• **Available data**:
▬▬▬
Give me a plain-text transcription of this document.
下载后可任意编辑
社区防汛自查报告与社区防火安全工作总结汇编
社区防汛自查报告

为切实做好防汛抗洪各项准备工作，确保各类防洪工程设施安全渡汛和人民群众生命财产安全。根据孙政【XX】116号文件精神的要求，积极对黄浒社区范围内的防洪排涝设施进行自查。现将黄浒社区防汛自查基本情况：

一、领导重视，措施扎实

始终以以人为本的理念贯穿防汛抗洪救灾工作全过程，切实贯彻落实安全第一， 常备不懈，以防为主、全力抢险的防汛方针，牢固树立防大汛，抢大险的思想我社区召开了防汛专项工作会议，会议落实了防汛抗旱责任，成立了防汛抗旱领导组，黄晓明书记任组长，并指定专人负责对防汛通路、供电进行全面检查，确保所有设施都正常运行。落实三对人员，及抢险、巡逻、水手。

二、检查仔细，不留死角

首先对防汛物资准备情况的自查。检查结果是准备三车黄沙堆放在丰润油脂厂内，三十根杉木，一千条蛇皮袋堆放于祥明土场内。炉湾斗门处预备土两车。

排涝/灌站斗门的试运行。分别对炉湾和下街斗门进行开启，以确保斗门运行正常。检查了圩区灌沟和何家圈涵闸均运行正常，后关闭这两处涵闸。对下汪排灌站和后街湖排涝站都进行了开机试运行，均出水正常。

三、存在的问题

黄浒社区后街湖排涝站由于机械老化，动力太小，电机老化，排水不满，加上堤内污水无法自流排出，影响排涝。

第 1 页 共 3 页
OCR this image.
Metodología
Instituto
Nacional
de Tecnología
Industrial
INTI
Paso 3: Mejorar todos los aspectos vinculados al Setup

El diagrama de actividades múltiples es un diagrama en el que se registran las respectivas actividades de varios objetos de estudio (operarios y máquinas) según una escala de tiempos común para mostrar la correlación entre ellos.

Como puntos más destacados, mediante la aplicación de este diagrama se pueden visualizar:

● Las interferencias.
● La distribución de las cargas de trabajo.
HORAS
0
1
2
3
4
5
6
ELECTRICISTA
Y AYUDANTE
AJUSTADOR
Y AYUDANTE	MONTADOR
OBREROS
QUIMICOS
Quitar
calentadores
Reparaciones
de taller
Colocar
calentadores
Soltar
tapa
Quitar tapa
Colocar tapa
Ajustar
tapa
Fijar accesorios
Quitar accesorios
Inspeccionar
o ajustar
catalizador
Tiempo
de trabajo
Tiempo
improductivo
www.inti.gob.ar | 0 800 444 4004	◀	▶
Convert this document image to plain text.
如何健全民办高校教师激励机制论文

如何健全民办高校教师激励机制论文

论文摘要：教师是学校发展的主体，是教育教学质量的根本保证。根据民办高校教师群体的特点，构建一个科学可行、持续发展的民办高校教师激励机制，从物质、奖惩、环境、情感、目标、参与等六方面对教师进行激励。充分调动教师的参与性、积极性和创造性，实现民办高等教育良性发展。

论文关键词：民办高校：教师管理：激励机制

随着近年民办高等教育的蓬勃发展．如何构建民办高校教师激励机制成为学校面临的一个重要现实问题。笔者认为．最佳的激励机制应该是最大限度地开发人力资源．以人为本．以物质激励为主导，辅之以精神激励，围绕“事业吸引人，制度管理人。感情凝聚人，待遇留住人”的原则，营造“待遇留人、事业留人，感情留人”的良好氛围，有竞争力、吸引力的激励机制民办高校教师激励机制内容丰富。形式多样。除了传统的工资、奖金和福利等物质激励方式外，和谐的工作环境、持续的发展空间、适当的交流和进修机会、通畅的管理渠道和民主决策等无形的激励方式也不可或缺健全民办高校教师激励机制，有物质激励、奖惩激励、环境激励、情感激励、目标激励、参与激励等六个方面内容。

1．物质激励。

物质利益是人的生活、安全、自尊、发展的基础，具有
▬▬▬
• **Instructions for the task**: Take the line with "OCR this image." and all lines after it to the last line, and reproduce them exactly.

• **Written response**:
OCR this image.
Metodología
Instituto
Nacional
de Tecnología
Industrial
INTI
Paso 3: Mejorar todos los aspectos vinculados al Setup

El diagrama de actividades múltiples es un diagrama en el que se registran las respectivas actividades de varios objetos de estudio (operarios y máquinas) según una escala de tiempos común para mostrar la correlación entre ellos.

Como puntos más destacados, mediante la aplicación de este diagrama se pueden visualizar:

● Las interferencias.
● La distribución de las cargas de trabajo.
HORAS
0
1
2
3
4
5
6
ELECTRICISTA
Y AYUDANTE
AJUSTADOR
Y AYUDANTE	MONTADOR
OBREROS
QUIMICOS
Quitar
calentadores
Reparaciones
de taller
Colocar
calentadores
Soltar
tapa
Quitar tapa
Colocar tapa
Ajustar
tapa
Fijar accesorios
Quitar accesorios
Inspeccionar
o ajustar
catalizador
Tiempo
de trabajo
Tiempo
improductivo
www.inti.gob.ar | 0 800 444 4004	◀	▶
Convert this document image to plain text.
如何健全民办高校教师激励机制论文

如何健全民办高校教师激励机制论文

论文摘要：教师是学校发展的主体，是教育教学质量的根本保证。根据民办高校教师群体的特点，构建一个科学可行、持续发展的民办高校教师激励机制，从物质、奖惩、环境、情感、目标、参与等六方面对教师进行激励。充分调动教师的参与性、积极性和创造性，实现民办高等教育良性发展。

论文关键词：民办高校：教师管理：激励机制

随着近年民办高等教育的蓬勃发展．如何构建民办高校教师激励机制成为学校面临的一个重要现实问题。笔者认为．最佳的激励机制应该是最大限度地开发人力资源．以人为本．以物质激励为主导，辅之以精神激励，围绕“事业吸引人，制度管理人。感情凝聚人，待遇留住人”的原则，营造“待遇留人、事业留人，感情留人”的良好氛围，有竞争力、吸引力的激励机制民办高校教师激励机制内容丰富。形式多样。除了传统的工资、奖金和福利等物质激励方式外，和谐的工作环境、持续的发展空间、适当的交流和进修机会、通畅的管理渠道和民主决策等无形的激励方式也不可或缺健全民办高校教师激励机制，有物质激励、奖惩激励、环境激励、情感激励、目标激励、参与激励等六个方面内容。

1．物质激励。

物质利益是人的生活、安全、自尊、发展的基础，具有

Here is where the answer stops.